>>>

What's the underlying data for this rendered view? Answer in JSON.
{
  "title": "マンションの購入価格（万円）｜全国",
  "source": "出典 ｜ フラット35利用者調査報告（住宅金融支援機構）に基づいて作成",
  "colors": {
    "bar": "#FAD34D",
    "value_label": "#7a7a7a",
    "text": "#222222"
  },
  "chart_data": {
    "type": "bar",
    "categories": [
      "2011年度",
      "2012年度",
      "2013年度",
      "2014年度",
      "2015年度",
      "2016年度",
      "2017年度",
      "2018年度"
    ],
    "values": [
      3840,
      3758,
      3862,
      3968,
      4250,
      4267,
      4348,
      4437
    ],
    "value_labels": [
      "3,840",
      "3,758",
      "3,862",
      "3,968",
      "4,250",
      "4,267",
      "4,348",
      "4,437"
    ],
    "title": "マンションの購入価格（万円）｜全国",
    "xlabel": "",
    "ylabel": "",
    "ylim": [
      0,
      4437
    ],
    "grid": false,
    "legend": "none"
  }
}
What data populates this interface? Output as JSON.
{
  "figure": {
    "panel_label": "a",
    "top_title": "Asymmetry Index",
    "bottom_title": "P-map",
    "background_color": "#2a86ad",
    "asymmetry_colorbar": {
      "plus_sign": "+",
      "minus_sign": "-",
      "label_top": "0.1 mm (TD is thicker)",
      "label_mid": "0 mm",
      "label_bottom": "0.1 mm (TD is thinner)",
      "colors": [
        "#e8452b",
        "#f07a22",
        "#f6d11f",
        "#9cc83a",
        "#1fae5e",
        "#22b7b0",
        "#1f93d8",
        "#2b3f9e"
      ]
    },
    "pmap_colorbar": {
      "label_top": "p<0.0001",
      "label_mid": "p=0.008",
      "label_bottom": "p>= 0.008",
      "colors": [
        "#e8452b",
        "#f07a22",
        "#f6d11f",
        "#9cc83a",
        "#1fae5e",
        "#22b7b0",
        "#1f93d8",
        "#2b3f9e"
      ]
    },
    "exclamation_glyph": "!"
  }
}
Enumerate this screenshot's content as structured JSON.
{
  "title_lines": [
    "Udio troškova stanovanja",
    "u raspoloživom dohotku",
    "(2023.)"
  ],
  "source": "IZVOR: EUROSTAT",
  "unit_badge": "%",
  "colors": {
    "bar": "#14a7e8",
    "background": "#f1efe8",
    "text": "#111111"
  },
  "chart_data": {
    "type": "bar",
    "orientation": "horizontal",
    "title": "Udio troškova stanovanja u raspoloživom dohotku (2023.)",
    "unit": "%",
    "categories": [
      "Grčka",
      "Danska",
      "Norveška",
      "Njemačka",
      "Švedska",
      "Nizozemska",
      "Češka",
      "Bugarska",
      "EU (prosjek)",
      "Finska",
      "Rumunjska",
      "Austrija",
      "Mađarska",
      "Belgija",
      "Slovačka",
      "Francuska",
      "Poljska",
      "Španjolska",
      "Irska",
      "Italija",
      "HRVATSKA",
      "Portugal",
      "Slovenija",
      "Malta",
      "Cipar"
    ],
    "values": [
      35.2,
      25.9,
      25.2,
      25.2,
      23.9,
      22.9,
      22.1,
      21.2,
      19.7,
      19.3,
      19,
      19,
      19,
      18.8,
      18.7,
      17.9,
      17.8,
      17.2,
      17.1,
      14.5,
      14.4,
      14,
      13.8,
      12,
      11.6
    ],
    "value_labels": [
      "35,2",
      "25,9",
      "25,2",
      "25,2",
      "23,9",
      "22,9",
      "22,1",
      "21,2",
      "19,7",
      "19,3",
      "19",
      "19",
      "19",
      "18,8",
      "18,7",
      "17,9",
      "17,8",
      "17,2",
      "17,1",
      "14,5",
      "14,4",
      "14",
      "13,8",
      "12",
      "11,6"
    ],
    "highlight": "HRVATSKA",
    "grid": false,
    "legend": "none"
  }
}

<<<

- Stated problem
Copy the records above exactly as they appear.

- Worked answer
What's the underlying data for this rendered view? Answer in JSON.
{
  "title": "マンションの購入価格（万円）｜全国",
  "source": "出典 ｜ フラット35利用者調査報告（住宅金融支援機構）に基づいて作成",
  "colors": {
    "bar": "#FAD34D",
    "value_label": "#7a7a7a",
    "text": "#222222"
  },
  "chart_data": {
    "type": "bar",
    "categories": [
      "2011年度",
      "2012年度",
      "2013年度",
      "2014年度",
      "2015年度",
      "2016年度",
      "2017年度",
      "2018年度"
    ],
    "values": [
      3840,
      3758,
      3862,
      3968,
      4250,
      4267,
      4348,
      4437
    ],
    "value_labels": [
      "3,840",
      "3,758",
      "3,862",
      "3,968",
      "4,250",
      "4,267",
      "4,348",
      "4,437"
    ],
    "title": "マンションの購入価格（万円）｜全国",
    "xlabel": "",
    "ylabel": "",
    "ylim": [
      0,
      4437
    ],
    "grid": false,
    "legend": "none"
  }
}
What data populates this interface? Output as JSON.
{
  "figure": {
    "panel_label": "a",
    "top_title": "Asymmetry Index",
    "bottom_title": "P-map",
    "background_color": "#2a86ad",
    "asymmetry_colorbar": {
      "plus_sign": "+",
      "minus_sign": "-",
      "label_top": "0.1 mm (TD is thicker)",
      "label_mid": "0 mm",
      "label_bottom": "0.1 mm (TD is thinner)",
      "colors": [
        "#e8452b",
        "#f07a22",
        "#f6d11f",
        "#9cc83a",
        "#1fae5e",
        "#22b7b0",
        "#1f93d8",
        "#2b3f9e"
      ]
    },
    "pmap_colorbar": {
      "label_top": "p<0.0001",
      "label_mid": "p=0.008",
      "label_bottom": "p>= 0.008",
      "colors": [
        "#e8452b",
        "#f07a22",
        "#f6d11f",
        "#9cc83a",
        "#1fae5e",
        "#22b7b0",
        "#1f93d8",
        "#2b3f9e"
      ]
    },
    "exclamation_glyph": "!"
  }
}
Enumerate this screenshot's content as structured JSON.
{
  "title_lines": [
    "Udio troškova stanovanja",
    "u raspoloživom dohotku",
    "(2023.)"
  ],
  "source": "IZVOR: EUROSTAT",
  "unit_badge": "%",
  "colors": {
    "bar": "#14a7e8",
    "background": "#f1efe8",
    "text": "#111111"
  },
  "chart_data": {
    "type": "bar",
    "orientation": "horizontal",
    "title": "Udio troškova stanovanja u raspoloživom dohotku (2023.)",
    "unit": "%",
    "categories": [
      "Grčka",
      "Danska",
      "Norveška",
      "Njemačka",
      "Švedska",
      "Nizozemska",
      "Češka",
      "Bugarska",
      "EU (prosjek)",
      "Finska",
      "Rumunjska",
      "Austrija",
      "Mađarska",
      "Belgija",
      "Slovačka",
      "Francuska",
      "Poljska",
      "Španjolska",
      "Irska",
      "Italija",
      "HRVATSKA",
      "Portugal",
      "Slovenija",
      "Malta",
      "Cipar"
    ],
    "values": [
      35.2,
      25.9,
      25.2,
      25.2,
      23.9,
      22.9,
      22.1,
      21.2,
      19.7,
      19.3,
      19,
      19,
      19,
      18.8,
      18.7,
      17.9,
      17.8,
      17.2,
      17.1,
      14.5,
      14.4,
      14,
      13.8,
      12,
      11.6
    ],
    "value_labels": [
      "35,2",
      "25,9",
      "25,2",
      "25,2",
      "23,9",
      "22,9",
      "22,1",
      "21,2",
      "19,7",
      "19,3",
      "19",
      "19",
      "19",
      "18,8",
      "18,7",
      "17,9",
      "17,8",
      "17,2",
      "17,1",
      "14,5",
      "14,4",
      "14",
      "13,8",
      "12",
      "11,6"
    ],
    "highlight": "HRVATSKA",
    "grid": false,
    "legend": "none"
  }
}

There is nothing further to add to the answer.